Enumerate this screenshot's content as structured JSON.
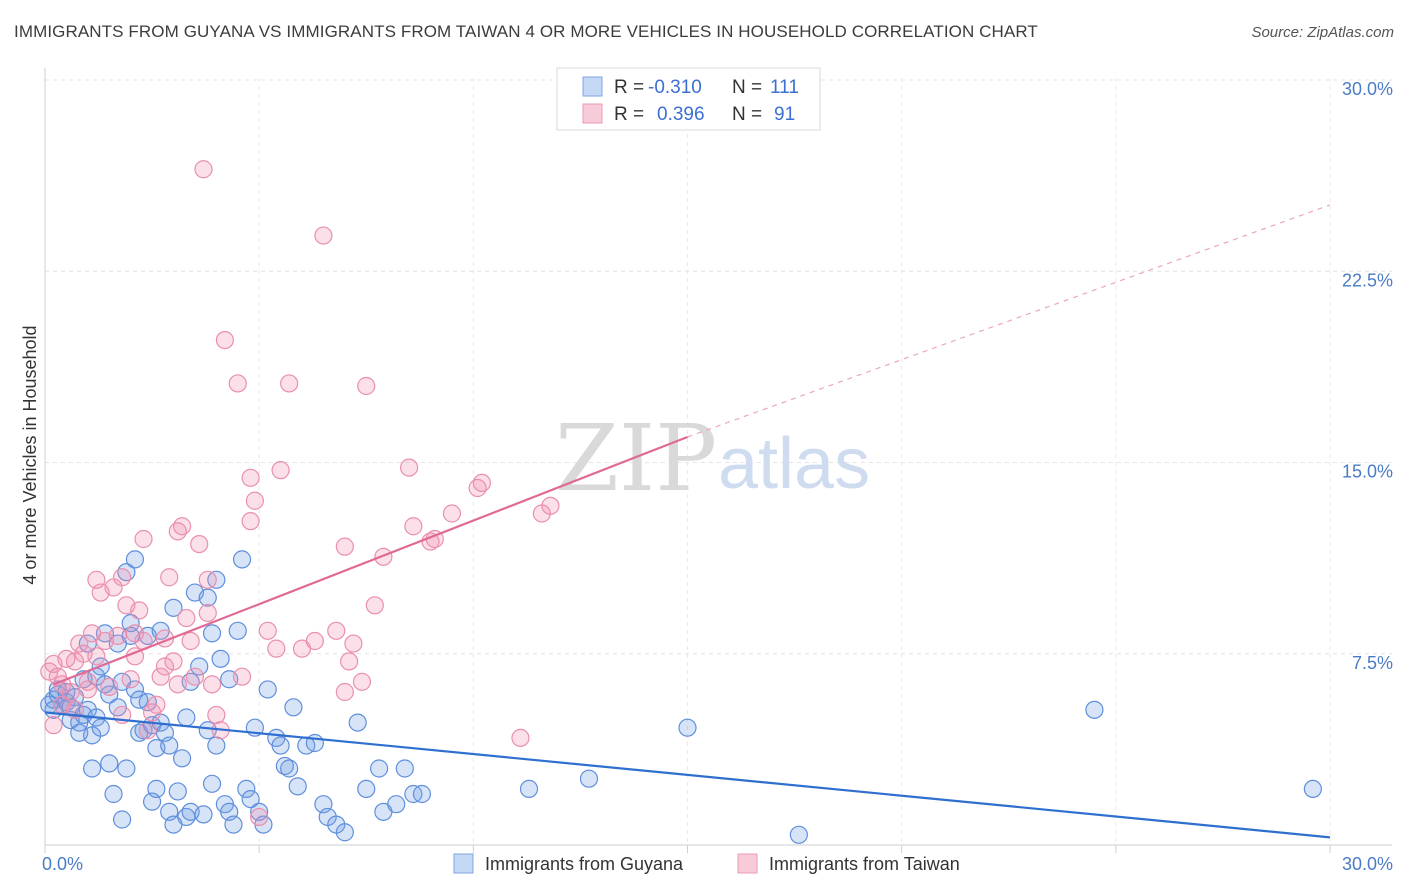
{
  "title": "IMMIGRANTS FROM GUYANA VS IMMIGRANTS FROM TAIWAN 4 OR MORE VEHICLES IN HOUSEHOLD CORRELATION CHART",
  "source": "Source: ZipAtlas.com",
  "watermark": {
    "left": "ZIP",
    "right": "atlas"
  },
  "legend": {
    "rows": [
      {
        "r_label": "R =",
        "r_value": "-0.310",
        "n_label": "N =",
        "n_value": "111"
      },
      {
        "r_label": "R =",
        "r_value": "0.396",
        "n_label": "N =",
        "n_value": "91"
      }
    ]
  },
  "chart_data": {
    "type": "scatter",
    "xlabel": "",
    "ylabel": "4 or more Vehicles in Household",
    "xlim": [
      0,
      30
    ],
    "ylim": [
      0,
      30
    ],
    "x_ticks": [
      "0.0%",
      "30.0%"
    ],
    "y_ticks": [
      "7.5%",
      "15.0%",
      "22.5%",
      "30.0%"
    ],
    "grid": true,
    "legend_position": "top-center",
    "series": [
      {
        "name": "Immigrants from Guyana",
        "color": "#6e9ee6",
        "trend": {
          "x": [
            0,
            30
          ],
          "y": [
            5.2,
            0.3
          ]
        },
        "points": [
          [
            0.1,
            5.5
          ],
          [
            0.2,
            5.7
          ],
          [
            0.2,
            5.3
          ],
          [
            0.3,
            5.9
          ],
          [
            0.3,
            6.1
          ],
          [
            0.4,
            5.5
          ],
          [
            0.5,
            5.6
          ],
          [
            0.5,
            6.0
          ],
          [
            0.6,
            5.4
          ],
          [
            0.6,
            4.9
          ],
          [
            0.7,
            5.8
          ],
          [
            0.8,
            4.8
          ],
          [
            0.8,
            4.4
          ],
          [
            0.9,
            5.1
          ],
          [
            0.9,
            6.5
          ],
          [
            1.0,
            7.9
          ],
          [
            1.0,
            5.3
          ],
          [
            1.1,
            4.3
          ],
          [
            1.1,
            3.0
          ],
          [
            1.2,
            5.0
          ],
          [
            1.2,
            6.6
          ],
          [
            1.3,
            7.0
          ],
          [
            1.3,
            4.6
          ],
          [
            1.4,
            8.3
          ],
          [
            1.4,
            6.3
          ],
          [
            1.5,
            5.9
          ],
          [
            1.5,
            3.2
          ],
          [
            1.6,
            2.0
          ],
          [
            1.7,
            5.4
          ],
          [
            1.7,
            7.9
          ],
          [
            1.8,
            6.4
          ],
          [
            1.8,
            1.0
          ],
          [
            1.9,
            10.7
          ],
          [
            1.9,
            3.0
          ],
          [
            2.0,
            8.2
          ],
          [
            2.0,
            8.7
          ],
          [
            2.1,
            11.2
          ],
          [
            2.1,
            6.1
          ],
          [
            2.2,
            5.7
          ],
          [
            2.2,
            4.4
          ],
          [
            2.3,
            4.5
          ],
          [
            2.4,
            8.2
          ],
          [
            2.4,
            5.6
          ],
          [
            2.5,
            1.7
          ],
          [
            2.5,
            4.7
          ],
          [
            2.6,
            2.2
          ],
          [
            2.6,
            3.8
          ],
          [
            2.7,
            8.4
          ],
          [
            2.7,
            4.8
          ],
          [
            2.8,
            4.4
          ],
          [
            2.9,
            1.3
          ],
          [
            2.9,
            3.9
          ],
          [
            3.0,
            9.3
          ],
          [
            3.0,
            0.8
          ],
          [
            3.1,
            2.1
          ],
          [
            3.2,
            3.4
          ],
          [
            3.3,
            5.0
          ],
          [
            3.3,
            1.1
          ],
          [
            3.4,
            6.4
          ],
          [
            3.4,
            1.3
          ],
          [
            3.5,
            9.9
          ],
          [
            3.6,
            7.0
          ],
          [
            3.7,
            1.2
          ],
          [
            3.8,
            9.7
          ],
          [
            3.8,
            4.5
          ],
          [
            3.9,
            2.4
          ],
          [
            3.9,
            8.3
          ],
          [
            4.0,
            10.4
          ],
          [
            4.0,
            3.9
          ],
          [
            4.1,
            7.3
          ],
          [
            4.2,
            1.6
          ],
          [
            4.3,
            1.3
          ],
          [
            4.3,
            6.5
          ],
          [
            4.4,
            0.8
          ],
          [
            4.5,
            8.4
          ],
          [
            4.6,
            11.2
          ],
          [
            4.7,
            2.2
          ],
          [
            4.8,
            1.8
          ],
          [
            4.9,
            4.6
          ],
          [
            5.0,
            1.3
          ],
          [
            5.1,
            0.8
          ],
          [
            5.2,
            6.1
          ],
          [
            5.4,
            4.2
          ],
          [
            5.5,
            3.9
          ],
          [
            5.6,
            3.1
          ],
          [
            5.7,
            3.0
          ],
          [
            5.8,
            5.4
          ],
          [
            5.9,
            2.3
          ],
          [
            6.1,
            3.9
          ],
          [
            6.3,
            4.0
          ],
          [
            6.5,
            1.6
          ],
          [
            6.6,
            1.1
          ],
          [
            6.8,
            0.8
          ],
          [
            7.0,
            0.5
          ],
          [
            7.3,
            4.8
          ],
          [
            7.5,
            2.2
          ],
          [
            7.8,
            3.0
          ],
          [
            7.9,
            1.3
          ],
          [
            8.2,
            1.6
          ],
          [
            8.4,
            3.0
          ],
          [
            8.6,
            2.0
          ],
          [
            8.8,
            2.0
          ],
          [
            11.3,
            2.2
          ],
          [
            12.7,
            2.6
          ],
          [
            15.0,
            4.6
          ],
          [
            17.6,
            0.4
          ],
          [
            24.5,
            5.3
          ],
          [
            29.6,
            2.2
          ]
        ]
      },
      {
        "name": "Immigrants from Taiwan",
        "color": "#ef8fb0",
        "trend": {
          "x": [
            0.2,
            15.0
          ],
          "y": [
            6.3,
            16.0
          ],
          "dashed_x": [
            15.0,
            30.0
          ],
          "dashed_y": [
            16.0,
            25.1
          ]
        },
        "points": [
          [
            0.1,
            6.8
          ],
          [
            0.2,
            7.1
          ],
          [
            0.2,
            4.7
          ],
          [
            0.3,
            6.6
          ],
          [
            0.4,
            6.3
          ],
          [
            0.4,
            5.5
          ],
          [
            0.5,
            7.3
          ],
          [
            0.6,
            6.0
          ],
          [
            0.7,
            7.2
          ],
          [
            0.7,
            5.3
          ],
          [
            0.8,
            7.9
          ],
          [
            0.9,
            7.5
          ],
          [
            1.0,
            6.4
          ],
          [
            1.0,
            6.1
          ],
          [
            1.1,
            8.3
          ],
          [
            1.2,
            7.4
          ],
          [
            1.2,
            10.4
          ],
          [
            1.3,
            9.9
          ],
          [
            1.4,
            8.0
          ],
          [
            1.5,
            6.2
          ],
          [
            1.6,
            10.1
          ],
          [
            1.7,
            8.2
          ],
          [
            1.8,
            5.1
          ],
          [
            1.8,
            10.5
          ],
          [
            1.9,
            9.4
          ],
          [
            2.0,
            6.5
          ],
          [
            2.1,
            8.3
          ],
          [
            2.1,
            7.4
          ],
          [
            2.2,
            9.2
          ],
          [
            2.3,
            8.0
          ],
          [
            2.3,
            12.0
          ],
          [
            2.4,
            4.5
          ],
          [
            2.5,
            5.2
          ],
          [
            2.6,
            5.5
          ],
          [
            2.7,
            6.6
          ],
          [
            2.8,
            8.1
          ],
          [
            2.8,
            7.0
          ],
          [
            2.9,
            10.5
          ],
          [
            3.0,
            7.2
          ],
          [
            3.1,
            6.3
          ],
          [
            3.1,
            12.3
          ],
          [
            3.2,
            12.5
          ],
          [
            3.3,
            8.9
          ],
          [
            3.4,
            8.0
          ],
          [
            3.5,
            6.6
          ],
          [
            3.6,
            11.8
          ],
          [
            3.7,
            26.5
          ],
          [
            3.8,
            9.1
          ],
          [
            3.8,
            10.4
          ],
          [
            3.9,
            6.3
          ],
          [
            4.0,
            5.1
          ],
          [
            4.1,
            4.5
          ],
          [
            4.2,
            19.8
          ],
          [
            4.5,
            18.1
          ],
          [
            4.6,
            6.6
          ],
          [
            4.8,
            12.7
          ],
          [
            4.8,
            14.4
          ],
          [
            4.9,
            13.5
          ],
          [
            5.0,
            1.1
          ],
          [
            5.2,
            8.4
          ],
          [
            5.4,
            7.7
          ],
          [
            5.5,
            14.7
          ],
          [
            5.7,
            18.1
          ],
          [
            6.0,
            7.7
          ],
          [
            6.3,
            8.0
          ],
          [
            6.5,
            23.9
          ],
          [
            6.8,
            8.4
          ],
          [
            7.0,
            11.7
          ],
          [
            7.0,
            6.0
          ],
          [
            7.1,
            7.2
          ],
          [
            7.2,
            7.9
          ],
          [
            7.4,
            6.4
          ],
          [
            7.5,
            18.0
          ],
          [
            7.7,
            9.4
          ],
          [
            7.9,
            11.3
          ],
          [
            8.5,
            14.8
          ],
          [
            8.6,
            12.5
          ],
          [
            9.0,
            11.9
          ],
          [
            9.1,
            12.0
          ],
          [
            9.5,
            13.0
          ],
          [
            10.1,
            14.0
          ],
          [
            10.2,
            14.2
          ],
          [
            11.1,
            4.2
          ],
          [
            11.6,
            13.0
          ],
          [
            11.8,
            13.3
          ]
        ]
      }
    ]
  }
}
══════════════════════════════
▶ **Work instructions**: Copy every line from the entries that contains the word "name".

▶ **Exercise output**:
        "name": "Immigrants from Guyana",
        "name": "Immigrants from Taiwan",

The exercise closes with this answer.